## [GIVEN TASK]
Copy every entry exactly.

## [DATA ENTRIES]

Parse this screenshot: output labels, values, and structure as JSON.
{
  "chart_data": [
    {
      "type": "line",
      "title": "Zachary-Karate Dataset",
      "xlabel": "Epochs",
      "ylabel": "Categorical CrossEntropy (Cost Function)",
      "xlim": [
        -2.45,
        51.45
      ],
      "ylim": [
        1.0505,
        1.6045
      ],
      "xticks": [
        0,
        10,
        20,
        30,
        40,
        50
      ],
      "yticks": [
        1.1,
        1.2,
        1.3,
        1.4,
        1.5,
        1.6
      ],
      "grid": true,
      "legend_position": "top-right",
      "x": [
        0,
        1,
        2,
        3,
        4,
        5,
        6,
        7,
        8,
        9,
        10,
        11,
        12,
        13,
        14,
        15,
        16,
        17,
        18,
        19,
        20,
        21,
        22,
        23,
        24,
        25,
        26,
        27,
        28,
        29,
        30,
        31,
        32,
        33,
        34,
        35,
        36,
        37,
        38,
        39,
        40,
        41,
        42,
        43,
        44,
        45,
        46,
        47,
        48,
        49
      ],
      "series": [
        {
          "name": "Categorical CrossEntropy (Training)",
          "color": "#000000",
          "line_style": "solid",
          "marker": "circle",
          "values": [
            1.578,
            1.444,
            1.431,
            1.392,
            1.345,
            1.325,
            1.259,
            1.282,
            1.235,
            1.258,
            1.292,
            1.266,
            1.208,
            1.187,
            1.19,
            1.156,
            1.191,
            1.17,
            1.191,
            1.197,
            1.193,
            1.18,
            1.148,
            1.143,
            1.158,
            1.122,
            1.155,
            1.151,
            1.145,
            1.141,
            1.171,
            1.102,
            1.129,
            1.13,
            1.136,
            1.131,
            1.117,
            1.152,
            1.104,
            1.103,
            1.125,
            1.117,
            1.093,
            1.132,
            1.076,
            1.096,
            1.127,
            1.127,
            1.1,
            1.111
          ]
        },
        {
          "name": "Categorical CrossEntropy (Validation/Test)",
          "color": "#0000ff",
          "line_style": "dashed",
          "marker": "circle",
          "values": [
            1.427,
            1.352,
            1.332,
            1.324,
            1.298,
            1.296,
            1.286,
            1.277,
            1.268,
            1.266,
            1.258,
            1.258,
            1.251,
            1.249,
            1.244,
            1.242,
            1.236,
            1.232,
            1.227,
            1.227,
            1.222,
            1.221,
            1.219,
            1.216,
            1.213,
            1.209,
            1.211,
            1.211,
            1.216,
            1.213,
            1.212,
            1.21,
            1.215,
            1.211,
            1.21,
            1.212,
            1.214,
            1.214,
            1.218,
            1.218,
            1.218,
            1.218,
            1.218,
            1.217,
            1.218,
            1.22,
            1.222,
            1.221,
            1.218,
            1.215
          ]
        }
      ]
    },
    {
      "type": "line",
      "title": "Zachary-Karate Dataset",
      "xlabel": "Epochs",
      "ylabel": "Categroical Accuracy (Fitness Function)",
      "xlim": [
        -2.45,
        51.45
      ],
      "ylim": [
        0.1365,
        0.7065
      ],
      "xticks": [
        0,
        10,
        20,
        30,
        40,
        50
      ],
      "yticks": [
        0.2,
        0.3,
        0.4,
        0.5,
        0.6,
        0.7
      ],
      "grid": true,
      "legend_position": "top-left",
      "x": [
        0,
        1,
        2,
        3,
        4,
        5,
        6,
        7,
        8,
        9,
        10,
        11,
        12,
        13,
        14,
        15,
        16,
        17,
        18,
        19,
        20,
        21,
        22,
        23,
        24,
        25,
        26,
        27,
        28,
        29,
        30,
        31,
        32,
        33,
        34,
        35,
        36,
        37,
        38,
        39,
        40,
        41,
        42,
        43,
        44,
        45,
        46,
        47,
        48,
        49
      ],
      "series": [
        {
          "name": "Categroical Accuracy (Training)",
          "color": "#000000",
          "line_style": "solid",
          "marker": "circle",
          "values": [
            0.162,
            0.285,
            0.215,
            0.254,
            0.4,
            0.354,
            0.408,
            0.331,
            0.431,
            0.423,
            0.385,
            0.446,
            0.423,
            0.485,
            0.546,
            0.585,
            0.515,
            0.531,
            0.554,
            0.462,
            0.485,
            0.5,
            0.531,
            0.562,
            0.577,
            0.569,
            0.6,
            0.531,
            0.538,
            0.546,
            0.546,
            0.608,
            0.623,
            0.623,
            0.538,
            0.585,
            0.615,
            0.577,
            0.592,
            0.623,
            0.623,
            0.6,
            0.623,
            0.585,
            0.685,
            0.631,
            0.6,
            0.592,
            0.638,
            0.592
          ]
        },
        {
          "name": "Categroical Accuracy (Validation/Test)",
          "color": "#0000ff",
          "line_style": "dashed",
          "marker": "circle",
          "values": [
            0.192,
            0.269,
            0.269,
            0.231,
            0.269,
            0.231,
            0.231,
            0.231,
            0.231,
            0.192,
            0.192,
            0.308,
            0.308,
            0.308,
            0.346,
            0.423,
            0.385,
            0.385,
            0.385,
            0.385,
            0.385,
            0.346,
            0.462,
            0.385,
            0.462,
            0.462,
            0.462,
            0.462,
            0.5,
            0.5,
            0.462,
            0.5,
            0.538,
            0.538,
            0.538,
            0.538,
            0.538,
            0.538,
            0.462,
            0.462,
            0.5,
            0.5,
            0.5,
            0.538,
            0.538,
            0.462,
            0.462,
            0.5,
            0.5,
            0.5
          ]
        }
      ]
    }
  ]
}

## [RESPONSE]
Parse this screenshot: output labels, values, and structure as JSON.
{
  "chart_data": [
    {
      "type": "line",
      "title": "Zachary-Karate Dataset",
      "xlabel": "Epochs",
      "ylabel": "Categorical CrossEntropy (Cost Function)",
      "xlim": [
        -2.45,
        51.45
      ],
      "ylim": [
        1.0505,
        1.6045
      ],
      "xticks": [
        0,
        10,
        20,
        30,
        40,
        50
      ],
      "yticks": [
        1.1,
        1.2,
        1.3,
        1.4,
        1.5,
        1.6
      ],
      "grid": true,
      "legend_position": "top-right",
      "x": [
        0,
        1,
        2,
        3,
        4,
        5,
        6,
        7,
        8,
        9,
        10,
        11,
        12,
        13,
        14,
        15,
        16,
        17,
        18,
        19,
        20,
        21,
        22,
        23,
        24,
        25,
        26,
        27,
        28,
        29,
        30,
        31,
        32,
        33,
        34,
        35,
        36,
        37,
        38,
        39,
        40,
        41,
        42,
        43,
        44,
        45,
        46,
        47,
        48,
        49
      ],
      "series": [
        {
          "name": "Categorical CrossEntropy (Training)",
          "color": "#000000",
          "line_style": "solid",
          "marker": "circle",
          "values": [
            1.578,
            1.444,
            1.431,
            1.392,
            1.345,
            1.325,
            1.259,
            1.282,
            1.235,
            1.258,
            1.292,
            1.266,
            1.208,
            1.187,
            1.19,
            1.156,
            1.191,
            1.17,
            1.191,
            1.197,
            1.193,
            1.18,
            1.148,
            1.143,
            1.158,
            1.122,
            1.155,
            1.151,
            1.145,
            1.141,
            1.171,
            1.102,
            1.129,
            1.13,
            1.136,
            1.131,
            1.117,
            1.152,
            1.104,
            1.103,
            1.125,
            1.117,
            1.093,
            1.132,
            1.076,
            1.096,
            1.127,
            1.127,
            1.1,
            1.111
          ]
        },
        {
          "name": "Categorical CrossEntropy (Validation/Test)",
          "color": "#0000ff",
          "line_style": "dashed",
          "marker": "circle",
          "values": [
            1.427,
            1.352,
            1.332,
            1.324,
            1.298,
            1.296,
            1.286,
            1.277,
            1.268,
            1.266,
            1.258,
            1.258,
            1.251,
            1.249,
            1.244,
            1.242,
            1.236,
            1.232,
            1.227,
            1.227,
            1.222,
            1.221,
            1.219,
            1.216,
            1.213,
            1.209,
            1.211,
            1.211,
            1.216,
            1.213,
            1.212,
            1.21,
            1.215,
            1.211,
            1.21,
            1.212,
            1.214,
            1.214,
            1.218,
            1.218,
            1.218,
            1.218,
            1.218,
            1.217,
            1.218,
            1.22,
            1.222,
            1.221,
            1.218,
            1.215
          ]
        }
      ]
    },
    {
      "type": "line",
      "title": "Zachary-Karate Dataset",
      "xlabel": "Epochs",
      "ylabel": "Categroical Accuracy (Fitness Function)",
      "xlim": [
        -2.45,
        51.45
      ],
      "ylim": [
        0.1365,
        0.7065
      ],
      "xticks": [
        0,
        10,
        20,
        30,
        40,
        50
      ],
      "yticks": [
        0.2,
        0.3,
        0.4,
        0.5,
        0.6,
        0.7
      ],
      "grid": true,
      "legend_position": "top-left",
      "x": [
        0,
        1,
        2,
        3,
        4,
        5,
        6,
        7,
        8,
        9,
        10,
        11,
        12,
        13,
        14,
        15,
        16,
        17,
        18,
        19,
        20,
        21,
        22,
        23,
        24,
        25,
        26,
        27,
        28,
        29,
        30,
        31,
        32,
        33,
        34,
        35,
        36,
        37,
        38,
        39,
        40,
        41,
        42,
        43,
        44,
        45,
        46,
        47,
        48,
        49
      ],
      "series": [
        {
          "name": "Categroical Accuracy (Training)",
          "color": "#000000",
          "line_style": "solid",
          "marker": "circle",
          "values": [
            0.162,
            0.285,
            0.215,
            0.254,
            0.4,
            0.354,
            0.408,
            0.331,
            0.431,
            0.423,
            0.385,
            0.446,
            0.423,
            0.485,
            0.546,
            0.585,
            0.515,
            0.531,
            0.554,
            0.462,
            0.485,
            0.5,
            0.531,
            0.562,
            0.577,
            0.569,
            0.6,
            0.531,
            0.538,
            0.546,
            0.546,
            0.608,
            0.623,
            0.623,
            0.538,
            0.585,
            0.615,
            0.577,
            0.592,
            0.623,
            0.623,
            0.6,
            0.623,
            0.585,
            0.685,
            0.631,
            0.6,
            0.592,
            0.638,
            0.592
          ]
        },
        {
          "name": "Categroical Accuracy (Validation/Test)",
          "color": "#0000ff",
          "line_style": "dashed",
          "marker": "circle",
          "values": [
            0.192,
            0.269,
            0.269,
            0.231,
            0.269,
            0.231,
            0.231,
            0.231,
            0.231,
            0.192,
            0.192,
            0.308,
            0.308,
            0.308,
            0.346,
            0.423,
            0.385,
            0.385,
            0.385,
            0.385,
            0.385,
            0.346,
            0.462,
            0.385,
            0.462,
            0.462,
            0.462,
            0.462,
            0.5,
            0.5,
            0.462,
            0.5,
            0.538,
            0.538,
            0.538,
            0.538,
            0.538,
            0.538,
            0.462,
            0.462,
            0.5,
            0.5,
            0.5,
            0.538,
            0.538,
            0.462,
            0.462,
            0.5,
            0.5,
            0.5
          ]
        }
      ]
    }
  ]
}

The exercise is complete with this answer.